Written instruction — Leave the pictures out and print every record below exactly as it stands.

(Records)
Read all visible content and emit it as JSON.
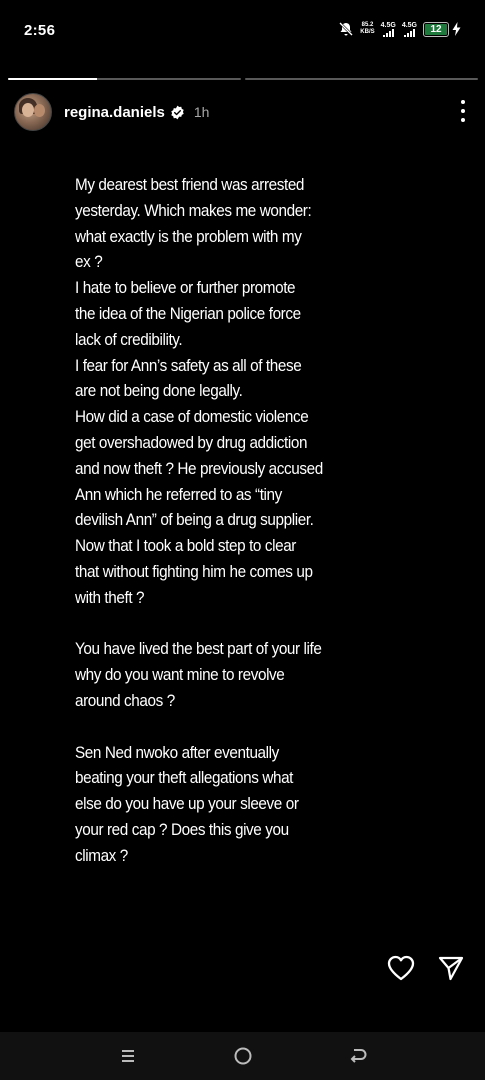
{
  "status_bar": {
    "time": "2:56",
    "net_speed_value": "85.2",
    "net_speed_unit": "KB/S",
    "signal1_label": "4.5G",
    "signal2_label": "4.5G",
    "battery_level": "12"
  },
  "story": {
    "segments": 2,
    "progress": [
      0.38,
      0.0
    ],
    "username": "regina.daniels",
    "time_ago": "1h",
    "paragraphs": [
      [
        "My dearest best friend was arrested",
        "yesterday. Which makes me wonder:",
        "what exactly is the problem with my",
        "ex ?",
        " I hate to believe or further promote",
        "the idea of the Nigerian police force",
        "lack of credibility.",
        "I fear for Ann’s safety as all of these",
        "are not being done legally.",
        "How did a case of domestic violence",
        "get overshadowed by drug addiction",
        "and now theft ? He previously accused",
        "Ann which he referred to as “tiny",
        "devilish Ann” of being a drug supplier.",
        "Now that I took a bold step to clear",
        "that without fighting him he comes up",
        "with theft ?"
      ],
      [
        "You have lived the best part of your life",
        "why do you want mine to revolve",
        "around chaos ?"
      ],
      [
        "Sen Ned nwoko after eventually",
        "beating your theft allegations what",
        "else do you have up your sleeve or",
        "your red cap ? Does this give you",
        "climax ?"
      ]
    ]
  },
  "icons": {
    "mute": "bell-off-icon",
    "verified": "verified-badge-icon",
    "more": "more-vertical-icon",
    "like": "heart-icon",
    "share": "send-icon",
    "nav_recents": "recents-icon",
    "nav_home": "home-icon",
    "nav_back": "back-icon"
  },
  "colors": {
    "background": "#000000",
    "text": "#ffffff",
    "secondary_text": "#a8a8a8",
    "verified": "#ffffff",
    "battery_fill": "#1e7a3c"
  }
}
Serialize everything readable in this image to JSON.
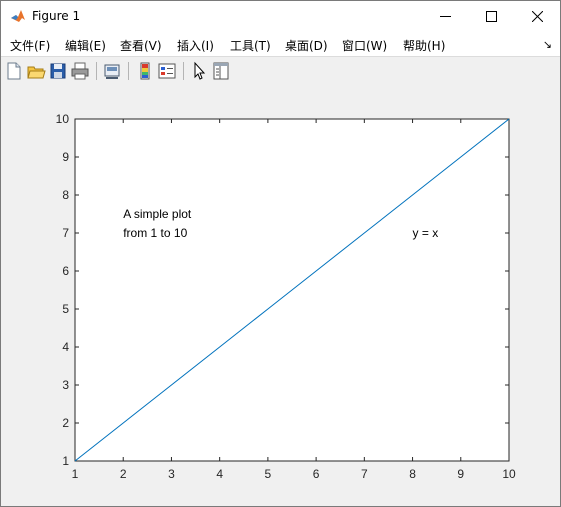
{
  "window": {
    "title": "Figure 1"
  },
  "menu": {
    "items": [
      {
        "label": "文件(F)"
      },
      {
        "label": "编辑(E)"
      },
      {
        "label": "查看(V)"
      },
      {
        "label": "插入(I)"
      },
      {
        "label": "工具(T)"
      },
      {
        "label": "桌面(D)"
      },
      {
        "label": "窗口(W)"
      },
      {
        "label": "帮助(H)"
      }
    ]
  },
  "toolbar": {
    "icons": [
      "new-figure-icon",
      "open-file-icon",
      "save-icon",
      "print-icon",
      "link-plot-icon",
      "insert-colorbar-icon",
      "insert-legend-icon",
      "edit-plot-arrow-icon",
      "property-inspector-icon"
    ]
  },
  "chart_data": {
    "type": "line",
    "title": "",
    "xlabel": "",
    "ylabel": "",
    "xlim": [
      1,
      10
    ],
    "ylim": [
      1,
      10
    ],
    "xticks": [
      "1",
      "2",
      "3",
      "4",
      "5",
      "6",
      "7",
      "8",
      "9",
      "10"
    ],
    "yticks": [
      "1",
      "2",
      "3",
      "4",
      "5",
      "6",
      "7",
      "8",
      "9",
      "10"
    ],
    "grid": false,
    "series": [
      {
        "x": [
          1,
          2,
          3,
          4,
          5,
          6,
          7,
          8,
          9,
          10
        ],
        "y": [
          1,
          2,
          3,
          4,
          5,
          6,
          7,
          8,
          9,
          10
        ],
        "color": "#0072bd"
      }
    ],
    "annotations": [
      {
        "lines": [
          "A simple plot",
          "from 1 to 10"
        ],
        "x": 2,
        "y": 7.5
      },
      {
        "lines": [
          "y = x"
        ],
        "x": 8,
        "y": 7
      }
    ]
  },
  "colors": {
    "line": "#0072bd",
    "figure_bg": "#f0f0f0",
    "axes_bg": "#ffffff"
  }
}
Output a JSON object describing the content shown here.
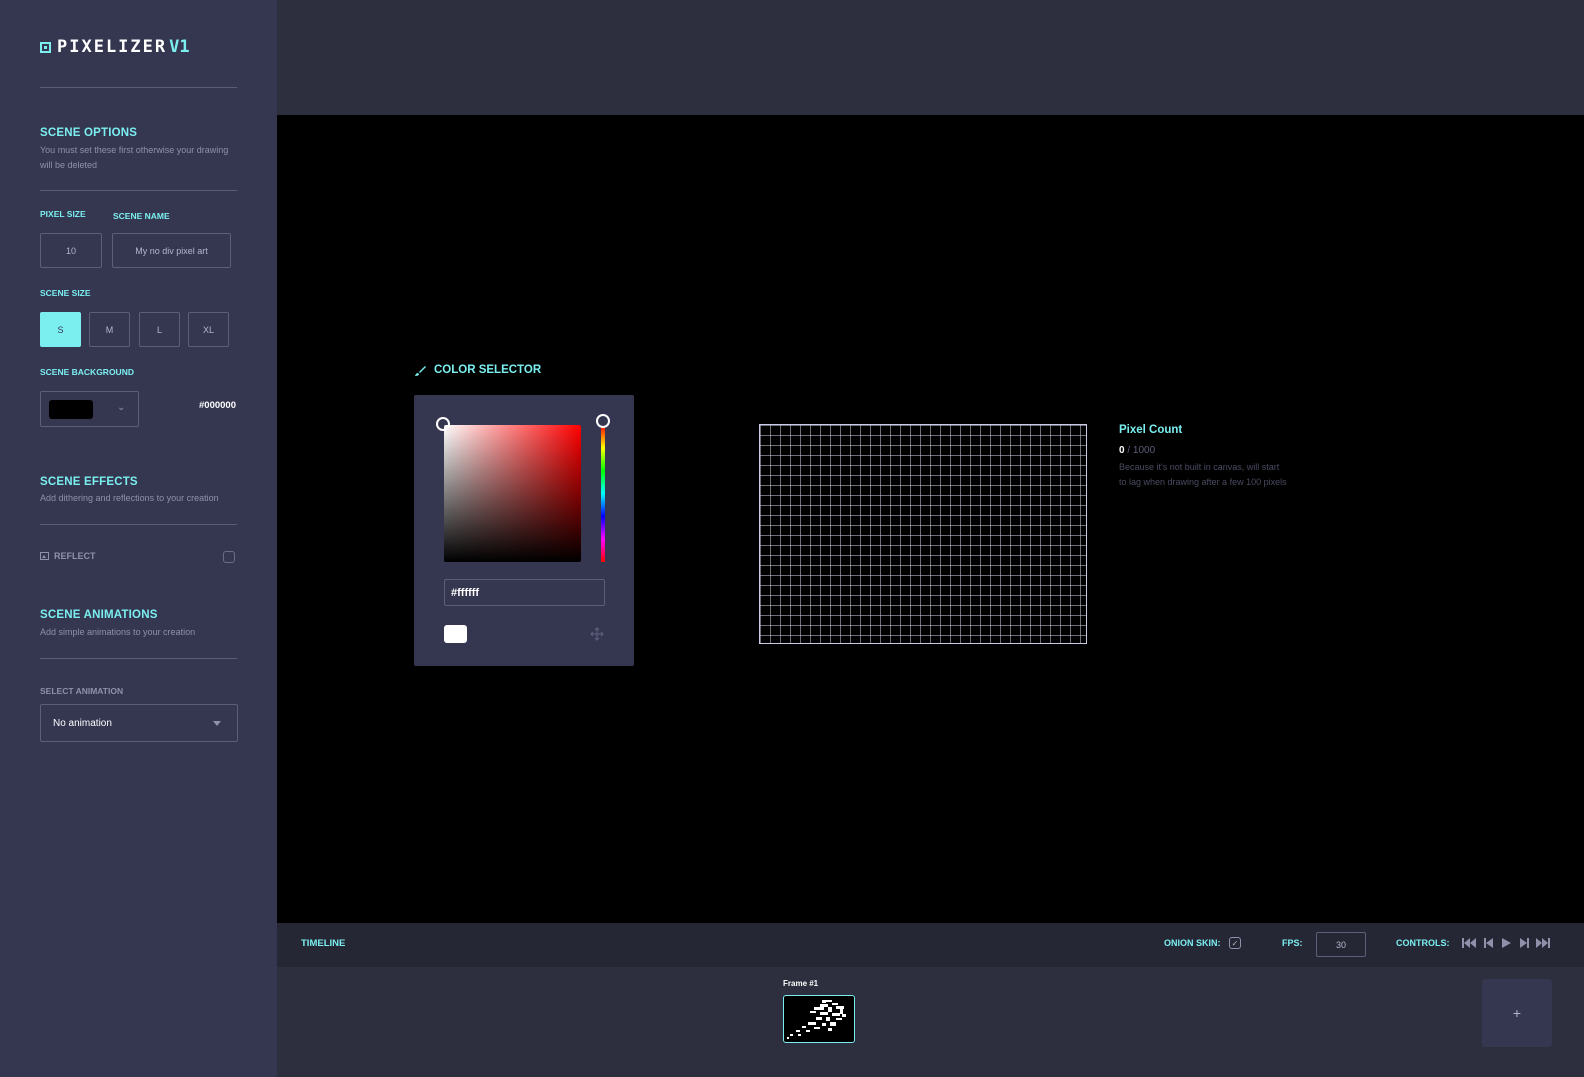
{
  "app": {
    "logo_text": "PIXELIZER",
    "logo_version": "V1"
  },
  "sidebar": {
    "scene_options": {
      "title": "SCENE OPTIONS",
      "description": "You must set these first otherwise your drawing will be deleted"
    },
    "pixel_size": {
      "label": "PIXEL SIZE",
      "value": "10"
    },
    "scene_name": {
      "label": "SCENE NAME",
      "value": "My no div pixel art"
    },
    "scene_size": {
      "label": "SCENE SIZE",
      "options": [
        "S",
        "M",
        "L",
        "XL"
      ],
      "selected": "S"
    },
    "scene_background": {
      "label": "SCENE BACKGROUND",
      "value": "#000000"
    },
    "scene_effects": {
      "title": "SCENE EFFECTS",
      "description": "Add dithering and reflections to your creation",
      "reflect_label": "REFLECT",
      "reflect_checked": false
    },
    "scene_animations": {
      "title": "SCENE ANIMATIONS",
      "description": "Add simple animations to your creation",
      "select_label": "SELECT ANIMATION",
      "selected": "No animation"
    }
  },
  "color_selector": {
    "title": "COLOR SELECTOR",
    "hex_value": "#ffffff",
    "current_color": "#ffffff",
    "hue_color": "#ff0000"
  },
  "pixel_count": {
    "title": "Pixel Count",
    "current": "0",
    "separator": " / ",
    "max": "1000",
    "note": "Because it's not built in canvas, will start to lag when drawing after a few 100 pixels"
  },
  "timeline": {
    "title": "TIMELINE",
    "onion_skin_label": "ONION SKIN:",
    "onion_skin_checked": true,
    "fps_label": "FPS:",
    "fps_value": "30",
    "controls_label": "CONTROLS:",
    "controls": [
      "first-frame-icon",
      "prev-frame-icon",
      "play-icon",
      "next-frame-icon",
      "last-frame-icon"
    ]
  },
  "frames": {
    "items": [
      {
        "label": "Frame #1"
      }
    ],
    "add_label": "+"
  },
  "colors": {
    "accent": "#7beff0",
    "sidebar_bg": "#353650",
    "topbar_bg": "#2e2f3e",
    "timeline_bg": "#262735",
    "stage_bg": "#000000"
  }
}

Right answer —
Read all visible content and emit it as JSON.
{
  "status_bar": {
    "time": "2:56",
    "net_speed_value": "85.2",
    "net_speed_unit": "KB/S",
    "signal1_label": "4.5G",
    "signal2_label": "4.5G",
    "battery_level": "12"
  },
  "story": {
    "segments": 2,
    "progress": [
      0.38,
      0.0
    ],
    "username": "regina.daniels",
    "time_ago": "1h",
    "paragraphs": [
      [
        "My dearest best friend was arrested",
        "yesterday. Which makes me wonder:",
        "what exactly is the problem with my",
        "ex ?",
        " I hate to believe or further promote",
        "the idea of the Nigerian police force",
        "lack of credibility.",
        "I fear for Ann’s safety as all of these",
        "are not being done legally.",
        "How did a case of domestic violence",
        "get overshadowed by drug addiction",
        "and now theft ? He previously accused",
        "Ann which he referred to as “tiny",
        "devilish Ann” of being a drug supplier.",
        "Now that I took a bold step to clear",
        "that without fighting him he comes up",
        "with theft ?"
      ],
      [
        "You have lived the best part of your life",
        "why do you want mine to revolve",
        "around chaos ?"
      ],
      [
        "Sen Ned nwoko after eventually",
        "beating your theft allegations what",
        "else do you have up your sleeve or",
        "your red cap ? Does this give you",
        "climax ?"
      ]
    ]
  },
  "icons": {
    "mute": "bell-off-icon",
    "verified": "verified-badge-icon",
    "more": "more-vertical-icon",
    "like": "heart-icon",
    "share": "send-icon",
    "nav_recents": "recents-icon",
    "nav_home": "home-icon",
    "nav_back": "back-icon"
  },
  "colors": {
    "background": "#000000",
    "text": "#ffffff",
    "secondary_text": "#a8a8a8",
    "verified": "#ffffff",
    "battery_fill": "#1e7a3c"
  }
}
Serialize everything readable in this image to JSON.
{
  "window": {
    "title": "Figure 1"
  },
  "menu": {
    "items": [
      {
        "label": "文件(F)"
      },
      {
        "label": "编辑(E)"
      },
      {
        "label": "查看(V)"
      },
      {
        "label": "插入(I)"
      },
      {
        "label": "工具(T)"
      },
      {
        "label": "桌面(D)"
      },
      {
        "label": "窗口(W)"
      },
      {
        "label": "帮助(H)"
      }
    ]
  },
  "toolbar": {
    "icons": [
      "new-figure-icon",
      "open-file-icon",
      "save-icon",
      "print-icon",
      "link-plot-icon",
      "insert-colorbar-icon",
      "insert-legend-icon",
      "edit-plot-arrow-icon",
      "property-inspector-icon"
    ]
  },
  "chart_data": {
    "type": "line",
    "title": "",
    "xlabel": "",
    "ylabel": "",
    "xlim": [
      1,
      10
    ],
    "ylim": [
      1,
      10
    ],
    "xticks": [
      "1",
      "2",
      "3",
      "4",
      "5",
      "6",
      "7",
      "8",
      "9",
      "10"
    ],
    "yticks": [
      "1",
      "2",
      "3",
      "4",
      "5",
      "6",
      "7",
      "8",
      "9",
      "10"
    ],
    "grid": false,
    "series": [
      {
        "x": [
          1,
          2,
          3,
          4,
          5,
          6,
          7,
          8,
          9,
          10
        ],
        "y": [
          1,
          2,
          3,
          4,
          5,
          6,
          7,
          8,
          9,
          10
        ],
        "color": "#0072bd"
      }
    ],
    "annotations": [
      {
        "lines": [
          "A simple plot",
          "from 1 to 10"
        ],
        "x": 2,
        "y": 7.5
      },
      {
        "lines": [
          "y = x"
        ],
        "x": 8,
        "y": 7
      }
    ]
  },
  "colors": {
    "line": "#0072bd",
    "figure_bg": "#f0f0f0",
    "axes_bg": "#ffffff"
  }
}
Output a JSON object describing the content shown here.
{
  "app": {
    "logo_text": "PIXELIZER",
    "logo_version": "V1"
  },
  "sidebar": {
    "scene_options": {
      "title": "SCENE OPTIONS",
      "description": "You must set these first otherwise your drawing will be deleted"
    },
    "pixel_size": {
      "label": "PIXEL SIZE",
      "value": "10"
    },
    "scene_name": {
      "label": "SCENE NAME",
      "value": "My no div pixel art"
    },
    "scene_size": {
      "label": "SCENE SIZE",
      "options": [
        "S",
        "M",
        "L",
        "XL"
      ],
      "selected": "S"
    },
    "scene_background": {
      "label": "SCENE BACKGROUND",
      "value": "#000000"
    },
    "scene_effects": {
      "title": "SCENE EFFECTS",
      "description": "Add dithering and reflections to your creation",
      "reflect_label": "REFLECT",
      "reflect_checked": false
    },
    "scene_animations": {
      "title": "SCENE ANIMATIONS",
      "description": "Add simple animations to your creation",
      "select_label": "SELECT ANIMATION",
      "selected": "No animation"
    }
  },
  "color_selector": {
    "title": "COLOR SELECTOR",
    "hex_value": "#ffffff",
    "current_color": "#ffffff",
    "hue_color": "#ff0000"
  },
  "pixel_count": {
    "title": "Pixel Count",
    "current": "0",
    "separator": " / ",
    "max": "1000",
    "note": "Because it's not built in canvas, will start to lag when drawing after a few 100 pixels"
  },
  "timeline": {
    "title": "TIMELINE",
    "onion_skin_label": "ONION SKIN:",
    "onion_skin_checked": true,
    "fps_label": "FPS:",
    "fps_value": "30",
    "controls_label": "CONTROLS:",
    "controls": [
      "first-frame-icon",
      "prev-frame-icon",
      "play-icon",
      "next-frame-icon",
      "last-frame-icon"
    ]
  },
  "frames": {
    "items": [
      {
        "label": "Frame #1"
      }
    ],
    "add_label": "+"
  },
  "colors": {
    "accent": "#7beff0",
    "sidebar_bg": "#353650",
    "topbar_bg": "#2e2f3e",
    "timeline_bg": "#262735",
    "stage_bg": "#000000"
  }
}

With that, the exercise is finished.